● Problem statement
Which lines contain the string "tarde"? Please list every one of them.

● The input

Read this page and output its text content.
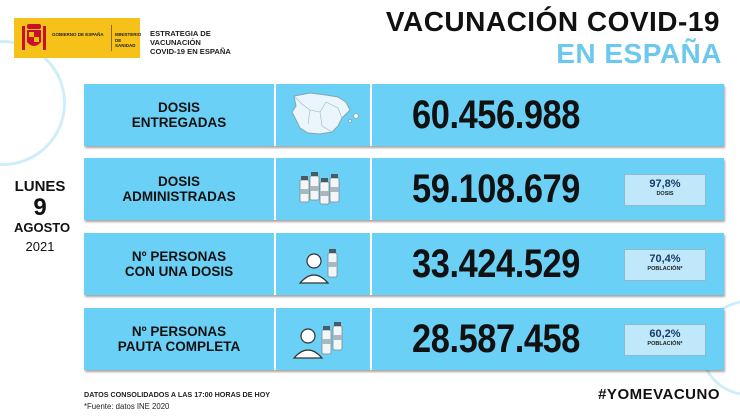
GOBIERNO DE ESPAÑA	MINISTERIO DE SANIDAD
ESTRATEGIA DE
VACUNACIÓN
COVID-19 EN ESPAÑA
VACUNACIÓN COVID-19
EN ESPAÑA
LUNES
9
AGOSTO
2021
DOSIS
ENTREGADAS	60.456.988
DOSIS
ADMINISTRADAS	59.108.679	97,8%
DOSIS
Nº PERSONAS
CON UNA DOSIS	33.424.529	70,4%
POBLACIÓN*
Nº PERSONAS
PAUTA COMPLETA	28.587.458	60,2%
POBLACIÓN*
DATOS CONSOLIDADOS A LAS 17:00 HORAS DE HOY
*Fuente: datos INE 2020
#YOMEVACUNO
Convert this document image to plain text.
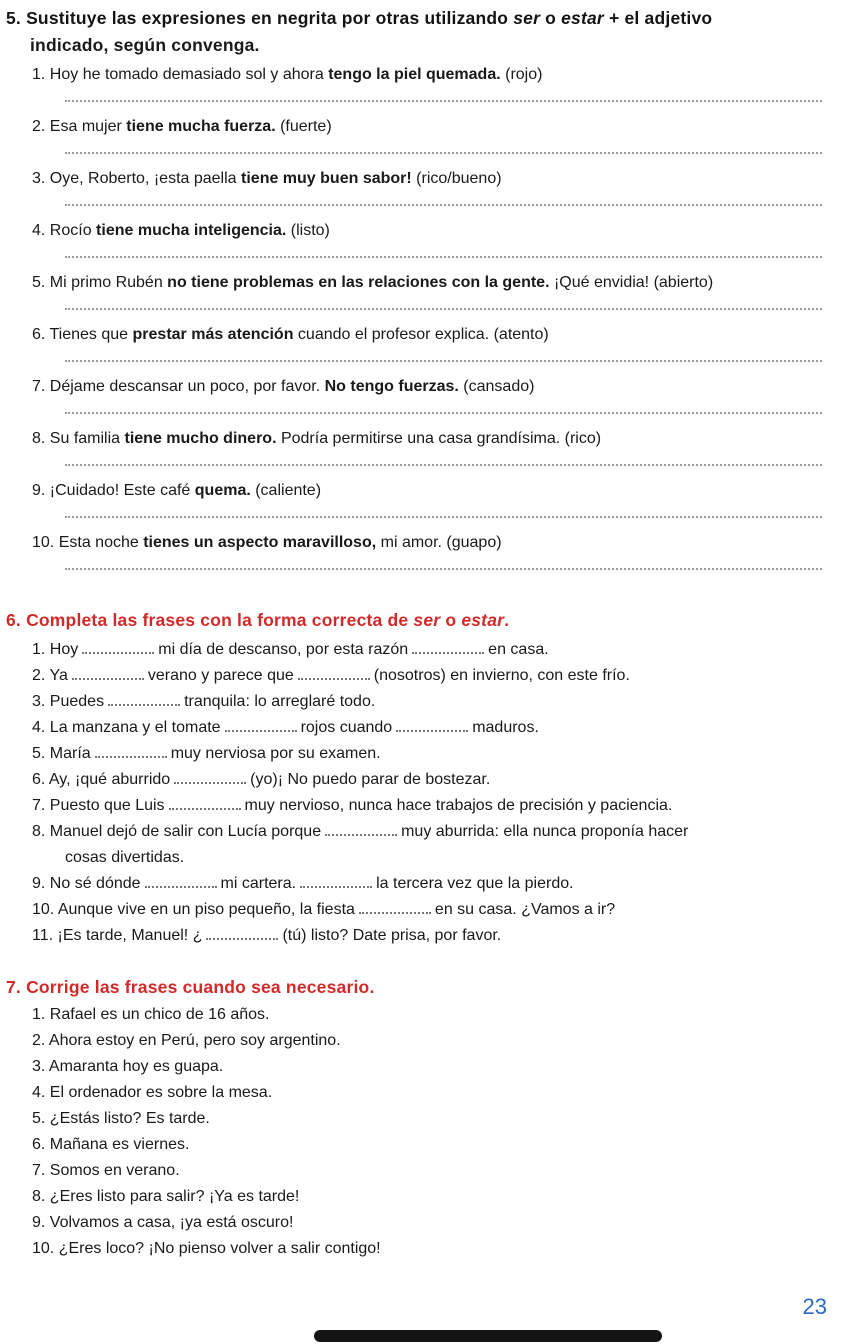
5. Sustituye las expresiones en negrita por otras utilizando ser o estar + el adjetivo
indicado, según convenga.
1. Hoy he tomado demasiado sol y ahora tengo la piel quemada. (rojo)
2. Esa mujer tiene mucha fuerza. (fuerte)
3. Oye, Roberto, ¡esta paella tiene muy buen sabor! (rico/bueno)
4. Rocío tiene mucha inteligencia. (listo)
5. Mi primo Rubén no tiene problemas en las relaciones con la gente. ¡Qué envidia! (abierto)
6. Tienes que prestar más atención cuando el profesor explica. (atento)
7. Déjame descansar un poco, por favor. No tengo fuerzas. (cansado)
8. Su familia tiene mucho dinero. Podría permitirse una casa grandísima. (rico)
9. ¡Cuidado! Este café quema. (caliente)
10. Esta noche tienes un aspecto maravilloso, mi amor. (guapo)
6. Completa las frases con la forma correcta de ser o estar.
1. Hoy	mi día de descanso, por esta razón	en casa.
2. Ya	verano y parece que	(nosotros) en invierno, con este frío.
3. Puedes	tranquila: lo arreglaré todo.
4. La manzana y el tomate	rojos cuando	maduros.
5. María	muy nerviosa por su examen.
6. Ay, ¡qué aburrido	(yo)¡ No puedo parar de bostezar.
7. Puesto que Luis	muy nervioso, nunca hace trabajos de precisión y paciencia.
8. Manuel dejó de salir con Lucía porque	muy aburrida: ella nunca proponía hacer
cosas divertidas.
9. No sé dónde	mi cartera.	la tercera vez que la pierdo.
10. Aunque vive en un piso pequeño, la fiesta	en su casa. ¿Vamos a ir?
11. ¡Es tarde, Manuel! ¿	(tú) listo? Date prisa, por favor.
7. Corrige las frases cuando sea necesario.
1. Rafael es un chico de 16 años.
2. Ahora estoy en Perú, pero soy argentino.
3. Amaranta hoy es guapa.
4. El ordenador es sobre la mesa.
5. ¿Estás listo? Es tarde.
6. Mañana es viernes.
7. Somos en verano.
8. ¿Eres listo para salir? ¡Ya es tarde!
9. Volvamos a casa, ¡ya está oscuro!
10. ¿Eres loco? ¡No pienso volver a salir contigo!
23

● The output
11. ¡Es tarde, Manuel! ¿	(tú) listo? Date prisa, por favor.
5. ¿Estás listo? Es tarde.
8. ¿Eres listo para salir? ¡Ya es tarde!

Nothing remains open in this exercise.